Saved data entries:
----

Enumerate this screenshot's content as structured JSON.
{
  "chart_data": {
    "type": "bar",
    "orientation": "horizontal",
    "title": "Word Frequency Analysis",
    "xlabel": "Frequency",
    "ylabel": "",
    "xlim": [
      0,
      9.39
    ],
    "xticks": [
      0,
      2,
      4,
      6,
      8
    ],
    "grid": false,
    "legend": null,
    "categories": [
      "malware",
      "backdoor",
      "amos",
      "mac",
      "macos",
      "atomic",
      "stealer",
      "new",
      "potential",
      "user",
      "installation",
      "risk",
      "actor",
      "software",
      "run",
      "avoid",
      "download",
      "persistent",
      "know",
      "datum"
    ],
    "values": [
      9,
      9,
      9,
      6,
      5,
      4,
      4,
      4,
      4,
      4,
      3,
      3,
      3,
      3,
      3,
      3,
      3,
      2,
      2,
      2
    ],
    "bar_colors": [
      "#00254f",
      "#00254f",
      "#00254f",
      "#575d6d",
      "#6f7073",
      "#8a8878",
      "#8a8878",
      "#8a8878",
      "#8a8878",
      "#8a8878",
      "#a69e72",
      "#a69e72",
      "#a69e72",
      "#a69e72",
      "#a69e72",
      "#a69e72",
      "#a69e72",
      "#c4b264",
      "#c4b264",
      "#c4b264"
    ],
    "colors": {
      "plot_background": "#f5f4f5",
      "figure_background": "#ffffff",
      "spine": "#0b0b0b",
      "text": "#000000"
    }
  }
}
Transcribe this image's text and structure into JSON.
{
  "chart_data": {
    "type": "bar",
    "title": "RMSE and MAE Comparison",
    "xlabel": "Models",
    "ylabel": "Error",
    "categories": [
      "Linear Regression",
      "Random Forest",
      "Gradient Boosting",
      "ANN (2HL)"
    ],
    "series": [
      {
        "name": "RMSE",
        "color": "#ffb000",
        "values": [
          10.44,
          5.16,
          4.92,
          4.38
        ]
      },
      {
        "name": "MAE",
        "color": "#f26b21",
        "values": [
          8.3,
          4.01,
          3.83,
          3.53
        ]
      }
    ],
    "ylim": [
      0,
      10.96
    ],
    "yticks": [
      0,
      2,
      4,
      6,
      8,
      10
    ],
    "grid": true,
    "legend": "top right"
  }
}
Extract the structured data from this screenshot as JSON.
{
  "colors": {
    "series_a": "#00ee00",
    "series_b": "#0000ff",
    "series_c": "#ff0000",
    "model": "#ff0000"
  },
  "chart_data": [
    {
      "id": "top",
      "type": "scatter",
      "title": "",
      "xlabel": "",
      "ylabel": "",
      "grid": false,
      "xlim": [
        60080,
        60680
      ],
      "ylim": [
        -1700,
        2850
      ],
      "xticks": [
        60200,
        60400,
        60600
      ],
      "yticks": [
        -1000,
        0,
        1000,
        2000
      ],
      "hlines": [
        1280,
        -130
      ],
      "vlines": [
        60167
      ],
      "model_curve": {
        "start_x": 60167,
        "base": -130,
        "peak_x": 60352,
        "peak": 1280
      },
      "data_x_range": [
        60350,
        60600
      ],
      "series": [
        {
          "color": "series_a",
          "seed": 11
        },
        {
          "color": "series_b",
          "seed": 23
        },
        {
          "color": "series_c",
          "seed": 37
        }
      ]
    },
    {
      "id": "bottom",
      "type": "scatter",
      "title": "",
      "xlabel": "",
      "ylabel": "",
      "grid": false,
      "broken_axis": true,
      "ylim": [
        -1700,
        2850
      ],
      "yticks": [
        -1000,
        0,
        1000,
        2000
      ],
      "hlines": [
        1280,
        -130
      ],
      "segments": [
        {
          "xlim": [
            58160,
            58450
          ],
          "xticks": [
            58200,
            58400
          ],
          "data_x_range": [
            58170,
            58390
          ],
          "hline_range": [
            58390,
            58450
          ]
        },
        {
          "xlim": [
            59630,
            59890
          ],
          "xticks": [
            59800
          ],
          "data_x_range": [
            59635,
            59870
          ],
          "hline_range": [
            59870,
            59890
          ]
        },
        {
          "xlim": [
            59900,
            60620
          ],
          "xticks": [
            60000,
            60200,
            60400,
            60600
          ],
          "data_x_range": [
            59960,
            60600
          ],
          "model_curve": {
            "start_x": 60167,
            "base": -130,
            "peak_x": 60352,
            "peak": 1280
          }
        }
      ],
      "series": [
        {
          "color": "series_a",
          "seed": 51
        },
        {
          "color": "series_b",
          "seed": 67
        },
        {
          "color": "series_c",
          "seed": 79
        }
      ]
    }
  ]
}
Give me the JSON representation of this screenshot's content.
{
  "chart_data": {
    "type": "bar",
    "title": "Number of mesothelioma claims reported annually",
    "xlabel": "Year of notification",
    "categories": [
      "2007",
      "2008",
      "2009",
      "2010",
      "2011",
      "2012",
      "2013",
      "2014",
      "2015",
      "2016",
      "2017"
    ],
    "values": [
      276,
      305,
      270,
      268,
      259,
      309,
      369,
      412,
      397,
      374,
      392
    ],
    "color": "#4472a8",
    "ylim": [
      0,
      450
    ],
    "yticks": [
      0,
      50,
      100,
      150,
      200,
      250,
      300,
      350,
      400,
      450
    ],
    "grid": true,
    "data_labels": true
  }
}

----

:: REQUIREMENT ::
Pull every line containing the word "this" out of the material and copy it.

:: COMPLETE RESPONSE ::
Enumerate this screenshot's content as structured JSON.
Transcribe this image's text and structure into JSON.
Extract the structured data from this screenshot as JSON.
Give me the JSON representation of this screenshot's content.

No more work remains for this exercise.